- Textauszug -
┌────────

Nach zwei Staffeln »Der Pass« panzert sich Nicholas Ofczarek nun letztmalig mit dem Luden-Gewand und bekommt es über acht Folgen mit einem ähnlichen Duett fremder plus eigener Dämonen der ersten 16 Teile zu tun. Alles wie immer also, wenn Sky sein Thriller-Juwel auf Sendung schickt: Eindrucksvoll gefilmt, wälzt sich Winter eher gegen als mit Kollegin Ellie Stocker (Julia Jentsch) durchs deutsch-österreichische Grenzgebiet, um dort einen Ritualkiller ausfindig zu machen.
Wobei das Finale thematisch abermals am Rest einer Serie andockt, deren Einzelteile für sich stehen und doch fließend ineinander übergehen. Die Unternehmer-Sippe Gössen, deren Sprössling Alexander in den Folgen 9 bis 16 den Trieb zur Verwechslung menschlichen und tierischen Freiwilds bestialisch ausgelebt hatte, baut die geplanten Luxus-Chalets im Naturschutzgebiet nun weiter, was wiederum mit einer Reihe rätselhafter Todesfälle im Waldgebiet zusammenhängt.

└────────

- Bereitgestelltes Material -

┌────────

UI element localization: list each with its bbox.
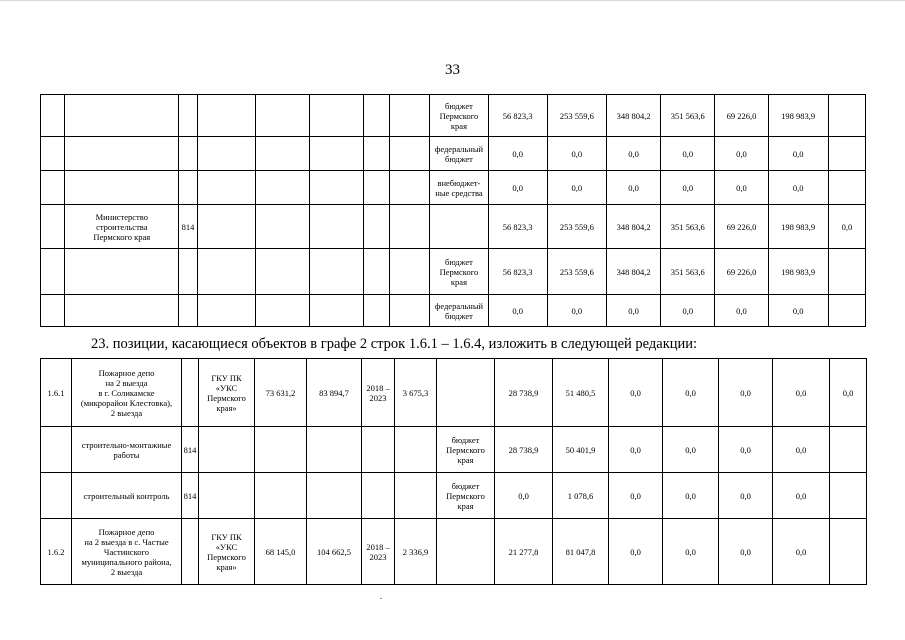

└────────

- Zu erledigen -
a – Gib aus dem Textauszug über »Der Pass« alles von "Nach zwei Staffeln" bis hinunter zu "ausfindig zu machen." wortgetreu wieder.
b – Beantworte anhand des Textauszugs über »Der Pass« diese Fragen:
(i) Wie viele Folgen hat die letzte Staffel?
(ii) Wer spielt Ellie Stocker?
(iii) Was baut die Unternehmerfamilie Gössen im Naturschutzgebiet weiter?
c – Schreib den Textauszug über die Serie »Der Pass« bitte im Anschluss an seinen letzten Satz weiter.

- Antworten der Reihe -
a –
Nach zwei Staffeln »Der Pass« panzert sich Nicholas Ofczarek nun letztmalig mit dem Luden-Gewand und bekommt es über acht Folgen mit einem ähnlichen Duett fremder plus eigener Dämonen der ersten 16 Teile zu tun. Alles wie immer also, wenn Sky sein Thriller-Juwel auf Sendung schickt: Eindrucksvoll gefilmt, wälzt sich Winter eher gegen als mit Kollegin Ellie Stocker (Julia Jentsch) durchs deutsch-österreichische Grenzgebiet, um dort einen Ritualkiller ausfindig zu machen.

b –
(i) Acht Folgen.
(ii) Julia Jentsch.
(iii) Die geplanten Luxus-Chalets.

c –
Psychisch vernarbt vom Tod ihrer Kollegin Yela, wird Kommissarin Ellie Stocker also erneut Teil einer Sonderkommission, zu der ihr seelisch ruinierter Freundesfeind Winter stößt. Und deren Aufeinandertreffen nach Monaten völliger Funkstille sagt viel aus über die Fortsetzung der Serie durch Christopher Schier, den die Showrunner Quirin Berg und Max Wiedemann mit Buch und Regie beauftragt haben. »Servus Ellie«, grüßt Winter am Ende der zweiten Episode durch das düstere Treppenhaus Richtung Erdgeschoss, wo Stocker nach einer Ewigkeit »Hallo Gedeon« antwortet, bevor uns der Abspann von dieser bedrückenden Szene erlöst.
Selbst Floskeln werden hier ausgetauscht, als seien es Shakespeare-Duelle. Überhaupt wirkt auch beim letzten Anlauf nichts bedeutungslos, niemals! Was zuvor jedoch nur selten störte, weil das Regie-Autorenduo Philipp Stennert und Cyrill Boss die Melodramatik mit faszinierender Abgründigkeit aller Beteiligten abgefedert hat, gerät bei Schier zum pausenlosen Zitat, so als müsste sich »Der Pass« ständig beweisen, dass »Der Pass« wirklich »Der Pass« bleibt, was er ja auch ist, weil »Der Pass« gar nichts anderes mehr sein will als »Der Pass« – auch wenn er jetzt erstmals im Sommer spielt, also Sonnenlichtmomente erlebt.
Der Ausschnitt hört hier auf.